# [WRITTEN REQUEST]
Print the lines of the data below exactly as they appear, starting at the line that contains "row-postal-code: T5K — [566, 313, 596, 329]" and ending after the line that contains "legend-min: $752 — [32, 106, 66, 121]".

# [DATA TO PROCESS]
================================
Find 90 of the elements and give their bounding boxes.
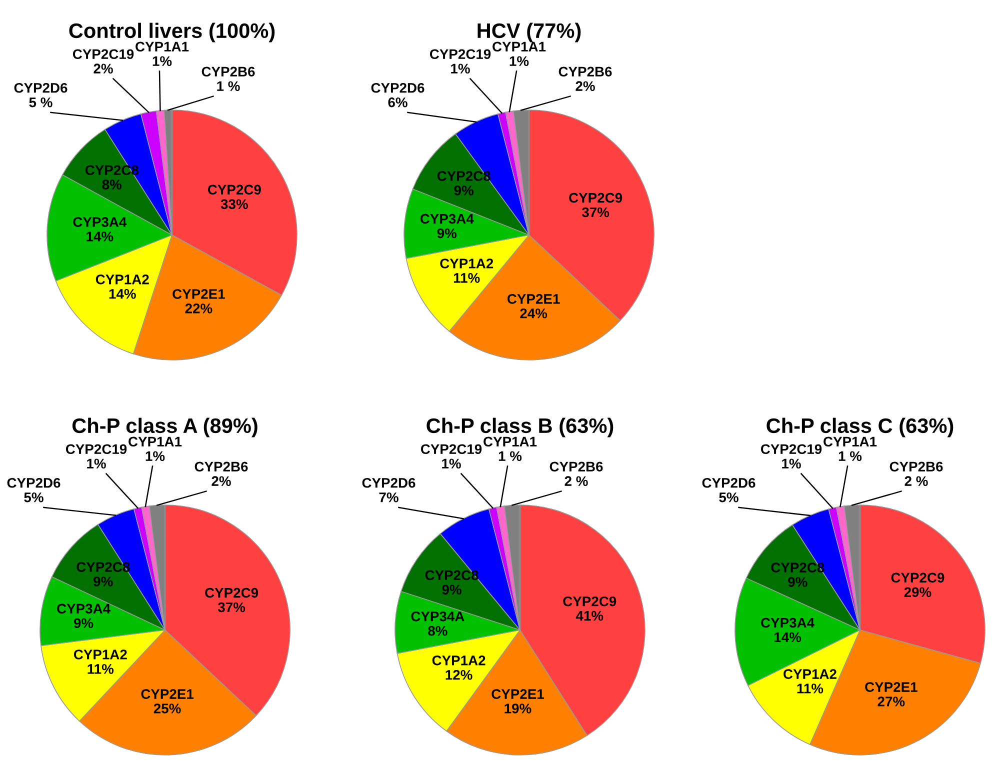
data-label: 9%	[442, 584, 462, 595]
slice-label: CYP1A2	[432, 656, 486, 666]
slice-label: CYP2C19	[760, 444, 822, 454]
data-label: 2 %	[564, 476, 588, 486]
data-label: 19%	[504, 704, 532, 714]
data-label: 9%	[74, 618, 94, 628]
data-label: 1 %	[498, 451, 522, 461]
slice-label: CYP2D6	[702, 478, 756, 488]
slice-label: CYP2C19	[420, 444, 482, 454]
slice-label: CYP2C19	[66, 444, 127, 454]
slice-label: CYP3A4	[761, 618, 814, 628]
slice-label: CYP2D6	[371, 82, 424, 93]
data-label: 11%	[88, 664, 114, 674]
slice-label: CYP1A2	[784, 669, 836, 679]
data-label: 29%	[904, 587, 932, 598]
slice-label: CYP3A4	[420, 214, 474, 224]
data-label: 25%	[154, 704, 181, 714]
data-label: 2%	[94, 64, 113, 74]
slice-label: CYP2B6	[550, 462, 603, 472]
data-label: 8%	[102, 180, 122, 190]
slice-label: CYP2E1	[492, 689, 544, 699]
chart-title: Ch-P class C (63%)	[766, 418, 954, 438]
slice-label: CYP2B6	[890, 462, 943, 472]
data-label: 1%	[451, 64, 470, 74]
slice-label: CYP2B6	[202, 66, 255, 77]
slice-label: CYP2B6	[194, 462, 248, 472]
slice-label: CYP2E1	[141, 689, 194, 699]
data-label: 22%	[185, 304, 212, 314]
data-label: 1%	[152, 56, 172, 66]
data-label: 9%	[454, 186, 474, 196]
data-label: 11%	[454, 273, 480, 283]
slice-label: CYP34A	[411, 611, 464, 622]
slice-label: CYP2B6	[558, 66, 612, 77]
data-label: 5%	[719, 492, 738, 502]
slice-label: CYP2C9	[205, 588, 258, 598]
data-label: 9%	[94, 576, 113, 586]
chart-title: HCV (77%)	[478, 22, 581, 42]
slice-label: CYP2E1	[172, 289, 225, 299]
slice-label: CYP1A1	[492, 42, 546, 52]
slice-label: CYP1A2	[440, 258, 494, 268]
slice-label: CYP3A4	[57, 604, 110, 614]
slice-label: CYP1A1	[824, 436, 877, 447]
chart-title: Control livers (100%)	[69, 22, 275, 42]
slice-label: CYP2C19	[72, 49, 134, 60]
data-label: 9%	[437, 228, 457, 238]
data-label: 1%	[87, 458, 106, 468]
slice-label: CYP2E1	[865, 682, 918, 692]
data-label: 27%	[878, 696, 905, 706]
data-label: 2 %	[904, 476, 928, 486]
slice-label: CYP2C9	[891, 572, 944, 583]
slice-label: CYP2D6	[362, 478, 416, 488]
slice-label: CYP2C19	[430, 49, 491, 60]
slice-label: CYP1A2	[96, 274, 149, 284]
data-label: 14%	[774, 632, 802, 642]
data-label: 2%	[212, 476, 231, 486]
data-label: 9%	[788, 577, 808, 587]
slice-label: CYP2D6	[14, 82, 68, 93]
slice-label: CYP2C9	[208, 184, 261, 195]
data-label: 37%	[582, 207, 610, 218]
slice-label: CYP2E1	[507, 294, 560, 304]
data-label: 33%	[220, 199, 248, 210]
data-label: 1%	[510, 56, 529, 66]
data-label: 6%	[388, 97, 408, 108]
slice-label: CYP1A1	[136, 42, 189, 52]
chart-title: Ch-P class A (89%)	[72, 418, 258, 438]
slice-label: CYP1A1	[128, 436, 182, 447]
data-label: 11%	[797, 684, 824, 694]
data-label: 1%	[442, 458, 461, 468]
slice-label: CYP1A1	[484, 436, 537, 447]
data-label: 1%	[782, 458, 801, 468]
data-label: 14%	[86, 232, 114, 242]
data-label: 1%	[146, 451, 165, 461]
data-label: 24%	[520, 308, 548, 318]
chart-title: Ch-P class B (63%)	[426, 418, 614, 438]
slice-label: CYP2C9	[569, 192, 622, 203]
slice-label: CYP2C9	[563, 596, 616, 606]
data-label: 37%	[218, 602, 246, 612]
data-label: 41%	[576, 610, 604, 621]
data-label: 7%	[379, 492, 398, 502]
data-label: 14%	[109, 289, 136, 299]
slice-label: CYP3A4	[73, 217, 127, 227]
slice-label: CYP1A2	[74, 650, 127, 660]
data-label: 1 %	[838, 451, 862, 461]
data-label: 1 %	[217, 81, 240, 91]
data-label: 8%	[428, 626, 448, 636]
data-label: 5 %	[29, 97, 52, 108]
slice-label: CYP2D6	[7, 478, 60, 488]
data-label: 5%	[24, 492, 44, 502]
data-label: 12%	[446, 670, 472, 680]
data-label: 2%	[576, 81, 595, 91]
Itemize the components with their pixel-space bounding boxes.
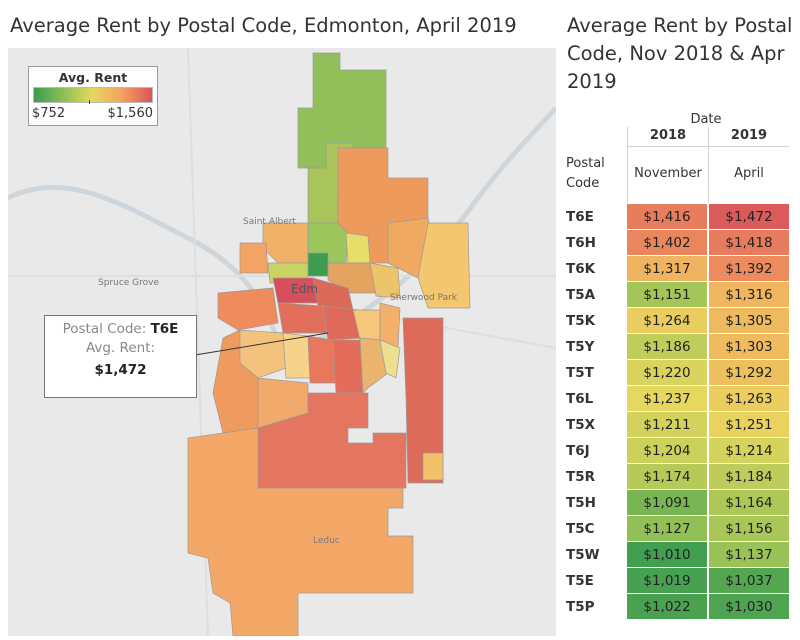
row-postal-code: T5K — [566, 313, 596, 329]
header-divider — [627, 146, 789, 147]
row-postal-code: T6L — [566, 391, 594, 407]
cell-nov-2018[interactable]: $1,402 — [627, 230, 708, 256]
cell-apr-2019[interactable]: $1,214 — [709, 438, 789, 464]
cell-nov-2018[interactable]: $1,186 — [627, 334, 708, 360]
cell-nov-2018[interactable]: $1,204 — [627, 438, 708, 464]
row-postal-code: T5X — [566, 417, 596, 433]
row-postal-code: T5C — [566, 521, 595, 537]
cell-nov-2018[interactable]: $1,127 — [627, 516, 708, 542]
cell-apr-2019[interactable]: $1,164 — [709, 490, 789, 516]
cell-nov-2018[interactable]: $1,416 — [627, 204, 708, 230]
cell-apr-2019[interactable]: $1,303 — [709, 334, 789, 360]
place-spruce-grove: Spruce Grove — [98, 278, 159, 288]
color-legend: Avg. Rent $752 $1,560 — [28, 66, 158, 126]
map-tooltip: Postal Code: T6E Avg. Rent: $1,472 — [44, 315, 197, 398]
cell-nov-2018[interactable]: $1,091 — [627, 490, 708, 516]
cell-apr-2019[interactable]: $1,418 — [709, 230, 789, 256]
row-postal-code: T6K — [566, 261, 596, 277]
legend-min: $752 — [32, 106, 66, 121]
year-2019: 2019 — [730, 128, 768, 143]
cell-apr-2019[interactable]: $1,392 — [709, 256, 789, 282]
cell-nov-2018[interactable]: $1,010 — [627, 542, 708, 568]
row-postal-code: T5T — [566, 365, 594, 381]
row-postal-code: T5P — [566, 599, 595, 615]
legend-gradient — [33, 87, 153, 103]
legend-max: $1,560 — [107, 106, 154, 121]
cell-apr-2019[interactable]: $1,156 — [709, 516, 789, 542]
row-header-postal-code: Postal Code — [566, 156, 605, 191]
row-postal-code: T5E — [566, 573, 594, 589]
row-postal-code: T5W — [566, 547, 600, 563]
column-header-date: Date — [690, 112, 722, 127]
row-postal-code: T6J — [566, 443, 590, 459]
cell-nov-2018[interactable]: $1,211 — [627, 412, 708, 438]
choropleth-map[interactable]: Saint Albert Spruce Grove Sherwood Park … — [8, 48, 556, 636]
row-postal-code: T5H — [566, 495, 596, 511]
cell-apr-2019[interactable]: $1,137 — [709, 542, 789, 568]
row-postal-code: T5A — [566, 287, 596, 303]
row-postal-code: T6E — [566, 209, 594, 225]
legend-title: Avg. Rent — [58, 70, 128, 85]
header-divider — [627, 127, 628, 203]
cell-apr-2019[interactable]: $1,251 — [709, 412, 789, 438]
cell-nov-2018[interactable]: $1,220 — [627, 360, 708, 386]
cell-apr-2019[interactable]: $1,263 — [709, 386, 789, 412]
cell-nov-2018[interactable]: $1,174 — [627, 464, 708, 490]
place-saint-albert: Saint Albert — [243, 217, 296, 227]
place-sherwood-park: Sherwood Park — [390, 293, 458, 303]
header-divider — [708, 127, 709, 203]
cell-nov-2018[interactable]: $1,237 — [627, 386, 708, 412]
cell-apr-2019[interactable]: $1,292 — [709, 360, 789, 386]
cell-nov-2018[interactable]: $1,022 — [627, 594, 708, 620]
cell-apr-2019[interactable]: $1,037 — [709, 568, 789, 594]
map-canvas: Saint Albert Spruce Grove Sherwood Park … — [8, 48, 556, 636]
cell-nov-2018[interactable]: $1,317 — [627, 256, 708, 282]
row-postal-code: T5Y — [566, 339, 595, 355]
month-november: November — [634, 166, 702, 181]
place-leduc: Leduc — [313, 536, 340, 546]
cell-nov-2018[interactable]: $1,151 — [627, 282, 708, 308]
tooltip-code-value: T6E — [150, 321, 179, 337]
place-edmonton: Edm — [291, 282, 318, 296]
tooltip-rent-label: Avg. Rent: — [85, 340, 156, 356]
row-postal-code: T5R — [566, 469, 595, 485]
cell-apr-2019[interactable]: $1,184 — [709, 464, 789, 490]
legend-marker — [89, 100, 90, 104]
map-title: Average Rent by Postal Code, Edmonton, A… — [10, 14, 517, 37]
table-title: Average Rent by Postal Code, Nov 2018 & … — [567, 14, 793, 93]
cell-nov-2018[interactable]: $1,264 — [627, 308, 708, 334]
cell-apr-2019[interactable]: $1,030 — [709, 594, 789, 620]
tooltip-rent-value: $1,472 — [94, 362, 147, 378]
cell-apr-2019[interactable]: $1,316 — [709, 282, 789, 308]
cell-apr-2019[interactable]: $1,472 — [709, 204, 789, 230]
year-2018: 2018 — [649, 128, 687, 143]
cell-apr-2019[interactable]: $1,305 — [709, 308, 789, 334]
tooltip-code-label: Postal Code: — [62, 321, 147, 337]
cell-nov-2018[interactable]: $1,019 — [627, 568, 708, 594]
month-april: April — [734, 166, 764, 181]
row-postal-code: T6H — [566, 235, 596, 251]
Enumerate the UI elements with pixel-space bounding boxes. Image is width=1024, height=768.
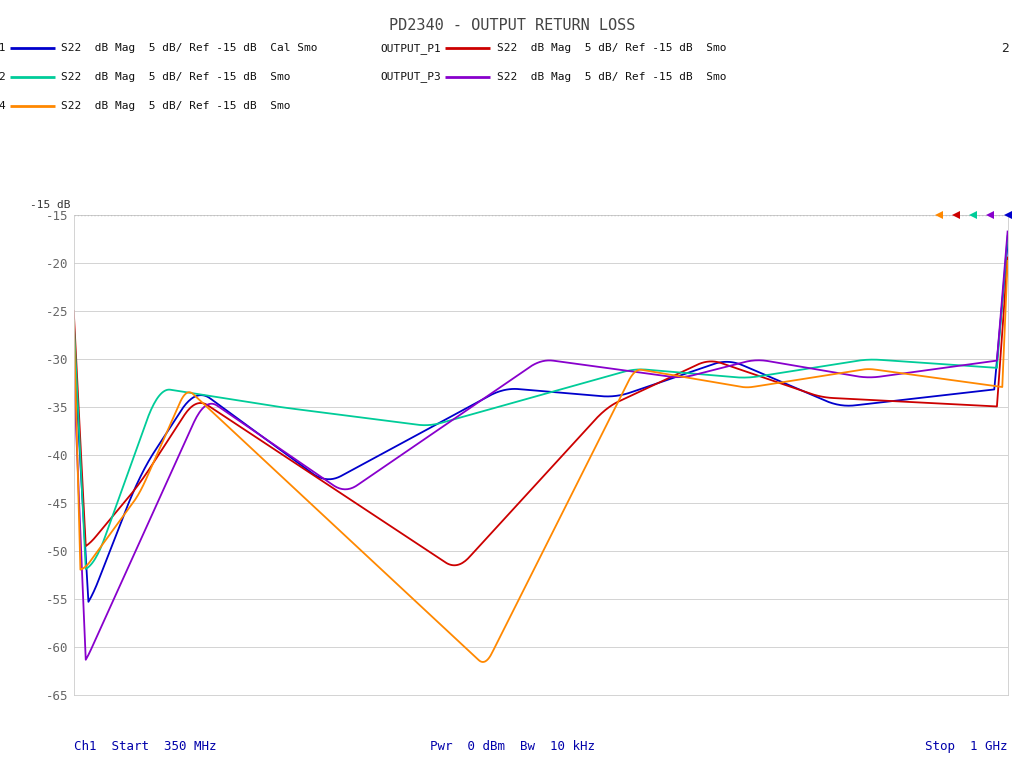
Text: Pwr  0 dBm  Bw  10 kHz: Pwr 0 dBm Bw 10 kHz (429, 740, 595, 753)
Text: S22  dB Mag  5 dB/ Ref -15 dB  Smo: S22 dB Mag 5 dB/ Ref -15 dB Smo (497, 71, 726, 82)
Text: Stop  1 GHz: Stop 1 GHz (925, 740, 1008, 753)
Text: REFERENCE1: REFERENCE1 (0, 43, 6, 54)
Text: OUTPUT_P4: OUTPUT_P4 (0, 101, 6, 111)
Text: 2: 2 (1000, 42, 1009, 55)
Text: -15 dB: -15 dB (30, 200, 71, 210)
Text: PD2340 - OUTPUT RETURN LOSS: PD2340 - OUTPUT RETURN LOSS (389, 18, 635, 33)
Text: Ch1  Start  350 MHz: Ch1 Start 350 MHz (74, 740, 216, 753)
Text: OUTPUT_P3: OUTPUT_P3 (381, 71, 441, 82)
Text: S22  dB Mag  5 dB/ Ref -15 dB  Cal Smo: S22 dB Mag 5 dB/ Ref -15 dB Cal Smo (61, 43, 317, 54)
Text: S22  dB Mag  5 dB/ Ref -15 dB  Smo: S22 dB Mag 5 dB/ Ref -15 dB Smo (61, 101, 291, 111)
Text: S22  dB Mag  5 dB/ Ref -15 dB  Smo: S22 dB Mag 5 dB/ Ref -15 dB Smo (497, 43, 726, 54)
Text: OUTPUT_P1: OUTPUT_P1 (381, 43, 441, 54)
Text: S22  dB Mag  5 dB/ Ref -15 dB  Smo: S22 dB Mag 5 dB/ Ref -15 dB Smo (61, 71, 291, 82)
Text: OUTPUT_P2: OUTPUT_P2 (0, 71, 6, 82)
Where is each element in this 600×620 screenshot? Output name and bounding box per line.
================================
# [THE OUTPUT]
row-postal-code: T5K — [566, 313, 596, 329]
header-divider — [627, 146, 789, 147]
row-postal-code: T6L — [566, 391, 594, 407]
cell-nov-2018[interactable]: $1,402 — [627, 230, 708, 256]
cell-apr-2019[interactable]: $1,214 — [709, 438, 789, 464]
cell-nov-2018[interactable]: $1,186 — [627, 334, 708, 360]
cell-nov-2018[interactable]: $1,204 — [627, 438, 708, 464]
row-postal-code: T5X — [566, 417, 596, 433]
row-postal-code: T5C — [566, 521, 595, 537]
cell-nov-2018[interactable]: $1,127 — [627, 516, 708, 542]
cell-apr-2019[interactable]: $1,164 — [709, 490, 789, 516]
cell-nov-2018[interactable]: $1,416 — [627, 204, 708, 230]
cell-apr-2019[interactable]: $1,303 — [709, 334, 789, 360]
place-spruce-grove: Spruce Grove — [98, 278, 159, 288]
color-legend: Avg. Rent $752 $1,560 — [28, 66, 158, 126]
map-tooltip: Postal Code: T6E Avg. Rent: $1,472 — [44, 315, 197, 398]
cell-nov-2018[interactable]: $1,091 — [627, 490, 708, 516]
cell-apr-2019[interactable]: $1,418 — [709, 230, 789, 256]
row-postal-code: T6K — [566, 261, 596, 277]
legend-min: $752 — [32, 106, 66, 121]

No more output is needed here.